=== AVAILABLE DATA ===

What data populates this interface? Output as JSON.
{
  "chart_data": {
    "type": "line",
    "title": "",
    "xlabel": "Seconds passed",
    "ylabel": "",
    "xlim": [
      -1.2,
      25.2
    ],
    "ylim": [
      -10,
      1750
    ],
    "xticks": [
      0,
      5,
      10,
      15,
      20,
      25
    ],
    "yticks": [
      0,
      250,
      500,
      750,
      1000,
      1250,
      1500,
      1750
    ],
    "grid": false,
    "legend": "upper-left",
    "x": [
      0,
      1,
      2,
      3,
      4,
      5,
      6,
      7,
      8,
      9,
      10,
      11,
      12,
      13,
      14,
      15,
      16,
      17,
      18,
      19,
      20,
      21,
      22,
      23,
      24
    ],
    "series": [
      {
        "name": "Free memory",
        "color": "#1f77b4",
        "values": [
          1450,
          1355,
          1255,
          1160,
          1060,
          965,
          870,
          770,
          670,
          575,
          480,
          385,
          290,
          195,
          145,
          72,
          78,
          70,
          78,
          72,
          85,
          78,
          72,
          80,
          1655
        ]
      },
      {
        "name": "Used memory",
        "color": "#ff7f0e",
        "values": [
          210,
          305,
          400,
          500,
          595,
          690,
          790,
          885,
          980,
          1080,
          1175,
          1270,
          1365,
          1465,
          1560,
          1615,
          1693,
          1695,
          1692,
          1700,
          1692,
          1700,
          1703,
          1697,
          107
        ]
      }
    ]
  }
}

===

#### YOUR OBJECTIVE
Copy every line verbatim.

#### TASK OUTPUT
What data populates this interface? Output as JSON.
{
  "chart_data": {
    "type": "line",
    "title": "",
    "xlabel": "Seconds passed",
    "ylabel": "",
    "xlim": [
      -1.2,
      25.2
    ],
    "ylim": [
      -10,
      1750
    ],
    "xticks": [
      0,
      5,
      10,
      15,
      20,
      25
    ],
    "yticks": [
      0,
      250,
      500,
      750,
      1000,
      1250,
      1500,
      1750
    ],
    "grid": false,
    "legend": "upper-left",
    "x": [
      0,
      1,
      2,
      3,
      4,
      5,
      6,
      7,
      8,
      9,
      10,
      11,
      12,
      13,
      14,
      15,
      16,
      17,
      18,
      19,
      20,
      21,
      22,
      23,
      24
    ],
    "series": [
      {
        "name": "Free memory",
        "color": "#1f77b4",
        "values": [
          1450,
          1355,
          1255,
          1160,
          1060,
          965,
          870,
          770,
          670,
          575,
          480,
          385,
          290,
          195,
          145,
          72,
          78,
          70,
          78,
          72,
          85,
          78,
          72,
          80,
          1655
        ]
      },
      {
        "name": "Used memory",
        "color": "#ff7f0e",
        "values": [
          210,
          305,
          400,
          500,
          595,
          690,
          790,
          885,
          980,
          1080,
          1175,
          1270,
          1365,
          1465,
          1560,
          1615,
          1693,
          1695,
          1692,
          1700,
          1692,
          1700,
          1703,
          1697,
          107
        ]
      }
    ]
  }
}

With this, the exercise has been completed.